REQUIREMENT 1 = In the mailing-list exchange about polynomial type syntax, what does Martin Rubey say does not look very appealing to him?
REQUIREMENT 2 = Carry on the mailing-list exchange about polynomial type syntax from the point where it stops.

On 06/26/2007 08:07 PM, Stephen Wilson wrote:
Martin Rubey <[EMAIL PROTECTED]> writes:
Dear Stephen,
many thanks for your detailed answer. I must admit however, that I dislike
your idea writing
D(P : Polynomial (R : Ring)) : ... == ...
for
D(R : Ring, P : Polynomial R) : ... == ...
Isn't this just syntactic sugar? My feeling (!) is that this will pose more
questions than answers. Enforcing case sensitivity on values, domains and
categories also does not look very appealing to me, sorry.
It may be syntactic sugar for the sake of a function definition, but it
implies a handling of types which diverges from how things are
currently done.
I must say, no matter whether it is syntactic sugar or not, a definition
of the form
(*) D(P : Polynomial (R : Ring)) : ... == ...

DATA FOR ANALYSIS =
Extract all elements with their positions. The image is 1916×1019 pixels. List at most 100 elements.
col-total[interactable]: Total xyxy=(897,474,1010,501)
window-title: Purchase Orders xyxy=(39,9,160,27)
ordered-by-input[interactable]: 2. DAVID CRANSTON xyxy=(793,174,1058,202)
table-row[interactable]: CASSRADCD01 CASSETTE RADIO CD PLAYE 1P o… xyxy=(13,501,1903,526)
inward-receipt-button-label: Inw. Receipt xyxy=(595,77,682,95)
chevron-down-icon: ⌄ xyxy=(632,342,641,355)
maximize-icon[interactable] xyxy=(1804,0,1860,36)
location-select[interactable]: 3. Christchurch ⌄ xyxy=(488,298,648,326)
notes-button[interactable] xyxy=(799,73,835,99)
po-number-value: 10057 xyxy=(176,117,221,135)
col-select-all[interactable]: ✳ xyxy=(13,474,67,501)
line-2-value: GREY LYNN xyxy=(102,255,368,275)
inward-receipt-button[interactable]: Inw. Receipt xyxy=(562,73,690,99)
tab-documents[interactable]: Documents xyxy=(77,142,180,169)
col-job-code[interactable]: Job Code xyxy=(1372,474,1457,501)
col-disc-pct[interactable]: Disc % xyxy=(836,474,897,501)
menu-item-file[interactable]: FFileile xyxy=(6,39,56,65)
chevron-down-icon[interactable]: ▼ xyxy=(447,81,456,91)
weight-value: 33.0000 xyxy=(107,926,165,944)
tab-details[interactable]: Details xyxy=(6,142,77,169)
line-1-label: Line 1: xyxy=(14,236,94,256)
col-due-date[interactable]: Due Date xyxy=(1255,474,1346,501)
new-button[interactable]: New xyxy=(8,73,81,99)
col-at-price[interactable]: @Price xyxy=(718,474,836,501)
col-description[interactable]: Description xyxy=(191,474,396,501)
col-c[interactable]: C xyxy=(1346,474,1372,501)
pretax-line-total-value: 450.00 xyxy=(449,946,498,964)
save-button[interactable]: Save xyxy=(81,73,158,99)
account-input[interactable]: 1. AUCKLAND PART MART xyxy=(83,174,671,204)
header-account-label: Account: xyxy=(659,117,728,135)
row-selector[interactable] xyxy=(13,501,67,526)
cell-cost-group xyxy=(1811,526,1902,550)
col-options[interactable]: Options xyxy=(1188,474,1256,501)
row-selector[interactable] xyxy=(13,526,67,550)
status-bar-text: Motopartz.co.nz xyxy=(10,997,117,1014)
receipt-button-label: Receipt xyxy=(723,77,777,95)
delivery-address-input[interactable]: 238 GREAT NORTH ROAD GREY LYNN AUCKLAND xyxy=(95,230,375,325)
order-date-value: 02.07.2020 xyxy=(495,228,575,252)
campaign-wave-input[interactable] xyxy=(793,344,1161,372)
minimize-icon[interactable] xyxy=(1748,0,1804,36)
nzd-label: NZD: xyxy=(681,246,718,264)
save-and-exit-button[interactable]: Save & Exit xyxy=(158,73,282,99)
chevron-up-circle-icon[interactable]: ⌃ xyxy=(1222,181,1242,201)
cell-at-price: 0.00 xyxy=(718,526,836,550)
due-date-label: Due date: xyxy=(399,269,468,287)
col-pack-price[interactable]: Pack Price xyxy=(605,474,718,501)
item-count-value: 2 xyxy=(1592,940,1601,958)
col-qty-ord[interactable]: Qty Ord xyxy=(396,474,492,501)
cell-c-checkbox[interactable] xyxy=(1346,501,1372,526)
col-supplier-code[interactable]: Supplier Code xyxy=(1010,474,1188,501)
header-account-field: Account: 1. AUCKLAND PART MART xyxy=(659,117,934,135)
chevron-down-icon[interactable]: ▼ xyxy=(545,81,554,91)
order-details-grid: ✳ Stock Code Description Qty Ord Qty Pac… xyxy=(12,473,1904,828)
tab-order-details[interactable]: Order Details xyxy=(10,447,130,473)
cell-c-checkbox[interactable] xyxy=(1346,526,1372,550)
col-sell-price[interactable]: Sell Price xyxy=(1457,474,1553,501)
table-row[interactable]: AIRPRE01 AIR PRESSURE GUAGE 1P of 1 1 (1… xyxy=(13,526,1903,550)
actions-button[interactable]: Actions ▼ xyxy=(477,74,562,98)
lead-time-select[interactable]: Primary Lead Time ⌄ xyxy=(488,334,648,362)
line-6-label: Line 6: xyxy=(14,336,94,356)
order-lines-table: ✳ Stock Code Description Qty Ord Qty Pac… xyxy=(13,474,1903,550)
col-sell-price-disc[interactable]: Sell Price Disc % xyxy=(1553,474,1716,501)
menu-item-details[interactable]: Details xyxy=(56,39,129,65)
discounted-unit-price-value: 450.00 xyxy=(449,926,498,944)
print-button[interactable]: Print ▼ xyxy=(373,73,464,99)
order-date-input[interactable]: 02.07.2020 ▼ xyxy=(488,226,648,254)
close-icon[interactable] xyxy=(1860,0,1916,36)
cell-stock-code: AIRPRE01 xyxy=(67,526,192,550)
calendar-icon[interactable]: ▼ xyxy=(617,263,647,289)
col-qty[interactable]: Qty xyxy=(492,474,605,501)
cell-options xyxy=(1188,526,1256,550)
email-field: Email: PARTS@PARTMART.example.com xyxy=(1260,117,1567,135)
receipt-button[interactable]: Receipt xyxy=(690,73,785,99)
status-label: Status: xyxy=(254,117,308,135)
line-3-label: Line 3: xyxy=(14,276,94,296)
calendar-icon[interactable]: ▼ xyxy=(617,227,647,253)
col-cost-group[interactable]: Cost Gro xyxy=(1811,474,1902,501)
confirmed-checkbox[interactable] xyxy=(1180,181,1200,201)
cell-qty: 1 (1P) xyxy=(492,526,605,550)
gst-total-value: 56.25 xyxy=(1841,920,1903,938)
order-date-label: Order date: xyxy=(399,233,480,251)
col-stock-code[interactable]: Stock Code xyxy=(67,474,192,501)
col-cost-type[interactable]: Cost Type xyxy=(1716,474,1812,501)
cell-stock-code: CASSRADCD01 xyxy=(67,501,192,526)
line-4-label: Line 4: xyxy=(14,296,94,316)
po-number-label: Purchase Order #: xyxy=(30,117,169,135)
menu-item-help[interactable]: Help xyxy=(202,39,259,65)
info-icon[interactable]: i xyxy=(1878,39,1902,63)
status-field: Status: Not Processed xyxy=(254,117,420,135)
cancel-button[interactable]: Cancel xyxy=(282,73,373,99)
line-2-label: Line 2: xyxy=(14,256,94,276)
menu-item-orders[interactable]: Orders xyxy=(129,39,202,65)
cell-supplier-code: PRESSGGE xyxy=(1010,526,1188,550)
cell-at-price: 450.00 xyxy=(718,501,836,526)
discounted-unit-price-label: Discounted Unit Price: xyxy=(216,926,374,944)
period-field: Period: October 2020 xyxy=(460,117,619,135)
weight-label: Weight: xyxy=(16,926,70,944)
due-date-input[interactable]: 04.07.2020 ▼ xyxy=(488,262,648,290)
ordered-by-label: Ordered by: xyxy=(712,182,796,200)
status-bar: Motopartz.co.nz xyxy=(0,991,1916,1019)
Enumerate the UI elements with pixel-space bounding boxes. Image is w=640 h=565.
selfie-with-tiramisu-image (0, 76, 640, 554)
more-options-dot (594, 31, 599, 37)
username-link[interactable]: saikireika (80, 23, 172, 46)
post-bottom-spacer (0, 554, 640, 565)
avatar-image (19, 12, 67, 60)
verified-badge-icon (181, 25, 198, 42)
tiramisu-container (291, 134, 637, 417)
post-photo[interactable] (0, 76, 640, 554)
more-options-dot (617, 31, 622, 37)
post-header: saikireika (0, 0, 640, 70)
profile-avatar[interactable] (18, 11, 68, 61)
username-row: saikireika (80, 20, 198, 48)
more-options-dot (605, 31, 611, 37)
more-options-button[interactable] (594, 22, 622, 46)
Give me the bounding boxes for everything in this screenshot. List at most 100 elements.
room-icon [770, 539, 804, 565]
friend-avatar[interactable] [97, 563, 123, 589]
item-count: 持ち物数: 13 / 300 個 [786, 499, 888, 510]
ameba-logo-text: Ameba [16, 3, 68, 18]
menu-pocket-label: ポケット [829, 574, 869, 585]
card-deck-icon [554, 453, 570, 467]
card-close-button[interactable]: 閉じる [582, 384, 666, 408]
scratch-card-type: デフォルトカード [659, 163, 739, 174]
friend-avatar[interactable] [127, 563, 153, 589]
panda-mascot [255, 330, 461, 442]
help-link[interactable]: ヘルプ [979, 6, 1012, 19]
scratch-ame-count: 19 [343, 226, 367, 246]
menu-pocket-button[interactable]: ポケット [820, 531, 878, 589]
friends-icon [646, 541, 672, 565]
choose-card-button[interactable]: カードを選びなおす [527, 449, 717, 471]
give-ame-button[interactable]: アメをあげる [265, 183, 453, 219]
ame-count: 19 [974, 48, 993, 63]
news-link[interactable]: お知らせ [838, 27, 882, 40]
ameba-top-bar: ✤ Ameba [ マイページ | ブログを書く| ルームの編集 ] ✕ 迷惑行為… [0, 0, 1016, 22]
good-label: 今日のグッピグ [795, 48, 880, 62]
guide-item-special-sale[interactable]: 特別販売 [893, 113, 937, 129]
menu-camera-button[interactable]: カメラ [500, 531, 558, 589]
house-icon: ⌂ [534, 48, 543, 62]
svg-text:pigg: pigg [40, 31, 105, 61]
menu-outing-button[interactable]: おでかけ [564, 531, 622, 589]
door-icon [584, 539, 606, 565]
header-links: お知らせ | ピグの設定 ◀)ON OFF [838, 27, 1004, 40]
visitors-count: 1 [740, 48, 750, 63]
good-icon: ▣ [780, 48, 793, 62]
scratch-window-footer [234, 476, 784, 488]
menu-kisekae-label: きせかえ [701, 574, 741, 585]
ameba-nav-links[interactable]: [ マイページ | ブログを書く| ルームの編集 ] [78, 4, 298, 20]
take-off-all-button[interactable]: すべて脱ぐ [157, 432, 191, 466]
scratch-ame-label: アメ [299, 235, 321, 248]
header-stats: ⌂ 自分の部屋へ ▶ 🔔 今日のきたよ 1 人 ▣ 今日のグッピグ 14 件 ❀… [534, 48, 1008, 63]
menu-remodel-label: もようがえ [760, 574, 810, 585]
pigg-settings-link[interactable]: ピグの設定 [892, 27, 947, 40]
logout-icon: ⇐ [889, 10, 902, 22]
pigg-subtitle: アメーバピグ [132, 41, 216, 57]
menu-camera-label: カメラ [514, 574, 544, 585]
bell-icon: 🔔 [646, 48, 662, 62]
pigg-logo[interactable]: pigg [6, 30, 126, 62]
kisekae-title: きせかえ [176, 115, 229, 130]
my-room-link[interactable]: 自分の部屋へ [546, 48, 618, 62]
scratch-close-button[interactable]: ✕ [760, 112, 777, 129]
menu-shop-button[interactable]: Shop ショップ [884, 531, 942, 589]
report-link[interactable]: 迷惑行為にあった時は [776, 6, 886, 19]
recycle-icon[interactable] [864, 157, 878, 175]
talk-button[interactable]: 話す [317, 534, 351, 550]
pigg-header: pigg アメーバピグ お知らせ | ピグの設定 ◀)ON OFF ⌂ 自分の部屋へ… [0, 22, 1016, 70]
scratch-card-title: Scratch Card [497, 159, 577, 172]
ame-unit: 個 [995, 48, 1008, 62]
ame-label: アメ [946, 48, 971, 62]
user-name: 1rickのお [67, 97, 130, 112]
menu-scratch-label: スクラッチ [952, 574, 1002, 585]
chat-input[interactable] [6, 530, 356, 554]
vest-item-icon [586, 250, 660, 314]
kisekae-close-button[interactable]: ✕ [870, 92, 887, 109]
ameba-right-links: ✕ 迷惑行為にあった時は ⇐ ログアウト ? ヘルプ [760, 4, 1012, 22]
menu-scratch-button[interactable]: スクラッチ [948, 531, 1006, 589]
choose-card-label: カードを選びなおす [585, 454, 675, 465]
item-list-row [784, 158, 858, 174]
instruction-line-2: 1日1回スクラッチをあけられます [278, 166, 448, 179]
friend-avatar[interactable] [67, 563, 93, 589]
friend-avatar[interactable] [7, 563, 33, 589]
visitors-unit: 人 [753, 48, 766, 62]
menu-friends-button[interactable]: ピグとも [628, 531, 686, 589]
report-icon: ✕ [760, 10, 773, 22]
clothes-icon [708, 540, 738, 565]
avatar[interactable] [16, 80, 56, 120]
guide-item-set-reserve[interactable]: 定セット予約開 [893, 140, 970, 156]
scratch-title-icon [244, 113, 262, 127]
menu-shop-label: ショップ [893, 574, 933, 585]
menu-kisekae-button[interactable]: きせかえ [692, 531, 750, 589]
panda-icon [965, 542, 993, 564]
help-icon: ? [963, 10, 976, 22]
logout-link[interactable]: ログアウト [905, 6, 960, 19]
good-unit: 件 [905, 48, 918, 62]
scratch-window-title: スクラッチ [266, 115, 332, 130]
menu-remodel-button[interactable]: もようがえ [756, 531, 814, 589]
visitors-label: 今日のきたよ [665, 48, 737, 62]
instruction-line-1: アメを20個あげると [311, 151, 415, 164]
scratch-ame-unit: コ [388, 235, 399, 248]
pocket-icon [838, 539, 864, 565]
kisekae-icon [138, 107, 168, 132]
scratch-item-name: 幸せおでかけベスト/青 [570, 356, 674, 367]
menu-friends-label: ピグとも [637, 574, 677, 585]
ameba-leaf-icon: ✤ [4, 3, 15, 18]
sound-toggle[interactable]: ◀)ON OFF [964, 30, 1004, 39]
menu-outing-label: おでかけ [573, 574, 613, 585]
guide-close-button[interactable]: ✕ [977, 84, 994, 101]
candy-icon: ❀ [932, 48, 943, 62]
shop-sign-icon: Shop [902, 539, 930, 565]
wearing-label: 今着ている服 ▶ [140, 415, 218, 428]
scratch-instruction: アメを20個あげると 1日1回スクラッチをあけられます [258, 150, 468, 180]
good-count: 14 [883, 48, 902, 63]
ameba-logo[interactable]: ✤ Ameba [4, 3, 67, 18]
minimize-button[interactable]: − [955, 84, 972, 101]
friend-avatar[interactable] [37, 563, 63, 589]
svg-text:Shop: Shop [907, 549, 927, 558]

OUTPUT 1 = Enforcing case sensitivity on values, domains and categories.

OUTPUT 2 =
would confuse me. How am I supposed to used that? Should I write
D(P) for some polynomial? (Note that Polynomial is a domain so P is an
element.)
You probably don't mean that. So let's assume that Polynom(R) is a category.
Now suppose I define
define MyPolyCat:Category == Polynom(Integer) with ...
MyPoly: MyPolyCat == add ...
Now can I write
D MyPoly
??? (Note that it doesn't exactly match your pattern (*).)
Or should I rather write
D(Integer, MyPoly)
even with just the definition (*)?
I cannot see that I would like such sugar.